_Aim of the exercise_.
Go through the records line by line and work out how many lines hold the word "provide". Answer with the number only.

▬▬▬▬▬▬

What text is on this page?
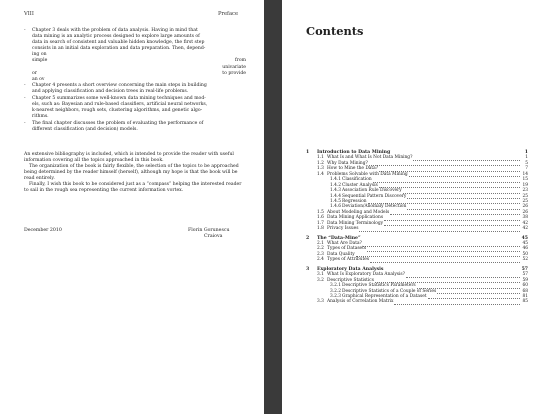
VIII	Preface
- Chapter 3 deals with the problem of data analysis. Having in mind that
data mining is an analytic process designed to explore large amounts of
data in search of consistent and valuable hidden knowledge, the first step
consists in an initial data exploration and data preparation. Then, depend-
ing on
simple	from
univariate
or	to provide
an ov
- Chapter 4 presents a short overview concerning the main steps in building
and applying classification and decision trees in real-life problems.
- Chapter 5 summarizes some well-known data mining techniques and mod-
els, such as: Bayesian and rule-based classifiers, artificial neural networks,
k-nearest neighbors, rough sets, clustering algorithms, and genetic algo-
rithms.
- The final chapter discusses the problem of evaluating the performance of
different classification (and decision) models.

An extensive bibliography is included, which is intended to provide the reader with useful information covering all the topics approached in this book.

The organization of the book is fairly flexible, the selection of the topics to be approached being determined by the reader himself (herself), although my hope is that the book will be read entirely.

Finally, I wish this book to be considered just as a “compass” helping the interested reader to sail in the rough sea representing the current information vortex.

December 2010	Florin Gorunescu
Craiova
Contents
1 Introduction to Data Mining	1
1.1 What Is and What Is Not Data Mining?	1
1.2 Why Data Mining?	5
1.3 How to Mine the Data?	7
1.4 Problems Solvable with Data Mining	14
1.4.1 Classification	15
1.4.2 Cluster Analysis	19
1.4.3 Association Rule Discovery	23
1.4.4 Sequential Pattern Discovery	25
1.4.5 Regression	25
1.4.6 Deviation/Anomaly Detection	26
1.5 About Modeling and Models	26
1.6 Data Mining Applications	38
1.7 Data Mining Terminology	42
1.8 Privacy Issues	42
2 The “Data-Mine”	45
2.1 What Are Data?	45
2.2 Types of Datasets	46
2.3 Data Quality	50
2.4 Types of Attributes	52
3 Exploratory Data Analysis	57
3.1 What Is Exploratory Data Analysis?	57
3.2 Descriptive Statistics	59
3.2.1 Descriptive Statistics Parameters	60
3.2.2 Descriptive Statistics of a Couple of Series	68
3.2.3 Graphical Representation of a Dataset	81
3.3 Analysis of Correlation Matrix	85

▬▬▬▬▬▬

_Reply to the exercise_.
2